TRAVAIL DEMANDÉ:
- 1) Résumez en deux phrases le texte consacré à Marie-Madeleine Fourcade.
- 2) Reproduisez fidèlement, dans le texte consacré à Marie-Madeleine Fourcade, tout le passage qui va de « La tentation de » jusqu'à « et souhaite travailler. ».

TEXTE À LIRE:
* * * * * * *
NADEGE BERAUD KAUFFMANN

HISTOIRE

Marie-Madeleine Fourcade, cheffe du réseau Alliance

entre 1941 et 1945

 

"Elle est le chef d'État-major, le pivot sans lequel rien ne peut tourner: elle a une mémoire d'éléphant, une prudence de serpent, un instinct de fouine, une persévérance de taupe et elle peut être méchante comme une panthère". 

 

Extrait d'une citation du commandant Georges Loustaunau-Lacau, chef du réseau Alliance avant son arrestation en 1941 et auquel succède Marie-Madeleine. Les noms d'animaux sont une allusion aux surnoms des membres du réseau, tous affublés d'un alias animal. C'est d'ailleurs pour cette raison que les Allemands appelleront le mouvement"l'Arche de Noé". 

La tentation de l’extrême-droite avant-guerre
Marie-Madeleine Bridou naît le 8 novembre 1909 à Marseille au sein d’une famille très aisée. Elle passe les premières années de sa vie en Extrême-Orient où son père est nommé sous-directeur de la Compagnie des Messageries Maritimes. Après avoir reçu une éducation catholique très stricte au Couvent des Oiseaux, où se retrouvent alors la plupart des enfants des plus riches familles françaises, elle est mariée très jeune au Colonel Édouard Méric, expatrié au Maroc. Elle y vit à la fin des années 1920 et met au monde deux enfants. Mais elle n’est pas la femme au foyer discrète et soumise qu’on souhaitait peut-être qu’elle fût. D’un caractère indépendant, elle a besoin d’action et souhaite travailler.
* * * * * * *
DONNÉES FOURNIES:
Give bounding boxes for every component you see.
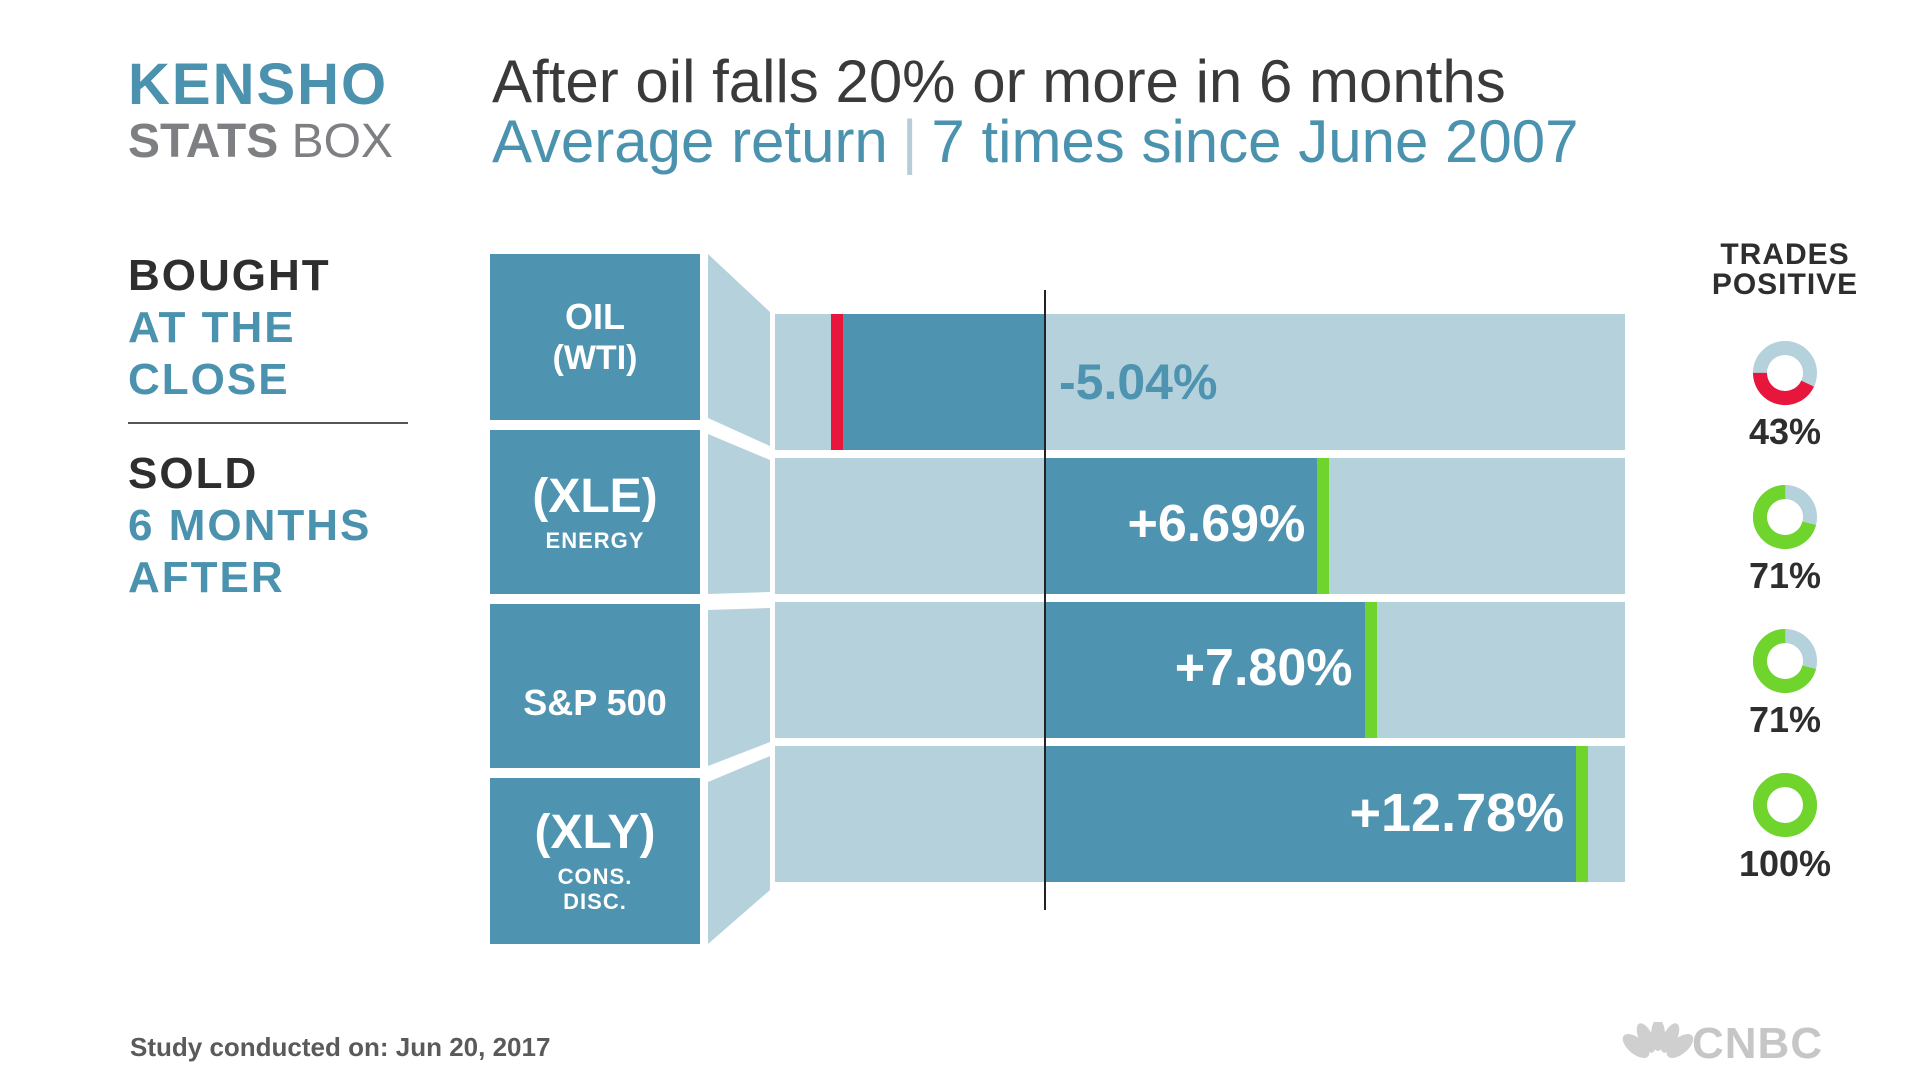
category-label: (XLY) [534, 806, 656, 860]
* * * * * * *
CORRIGÉ COMPLET:
- 1) Le commandant Georges Loustaunau-Lacau, chef du réseau Alliance avant son arrestation en 1941, décrit Marie-Madeleine, qui lui succède, comme le pivot sans lequel rien ne peut tourner ; les membres du réseau portent tous un alias animal, d'où le nom de « l'Arche de Noé » que lui donneront les Allemands. Née Bridou le 8 novembre 1909 à Marseille dans une famille très aisée, elle grandit en Extrême-Orient, reçoit une éducation catholique très stricte, puis épouse très jeune le colonel Édouard Méric au Maroc, où elle a deux enfants, mais son caractère indépendant la pousse à vouloir agir et travailler.

- 2)
La tentation de l’extrême-droite avant-guerre
Marie-Madeleine Bridou naît le 8 novembre 1909 à Marseille au sein d’une famille très aisée. Elle passe les premières années de sa vie en Extrême-Orient où son père est nommé sous-directeur de la Compagnie des Messageries Maritimes. Après avoir reçu une éducation catholique très stricte au Couvent des Oiseaux, où se retrouvent alors la plupart des enfants des plus riches familles françaises, elle est mariée très jeune au Colonel Édouard Méric, expatrié au Maroc. Elle y vit à la fin des années 1920 et met au monde deux enfants. Mais elle n’est pas la femme au foyer discrète et soumise qu’on souhaitait peut-être qu’elle fût. D’un caractère indépendant, elle a besoin d’action et souhaite travailler.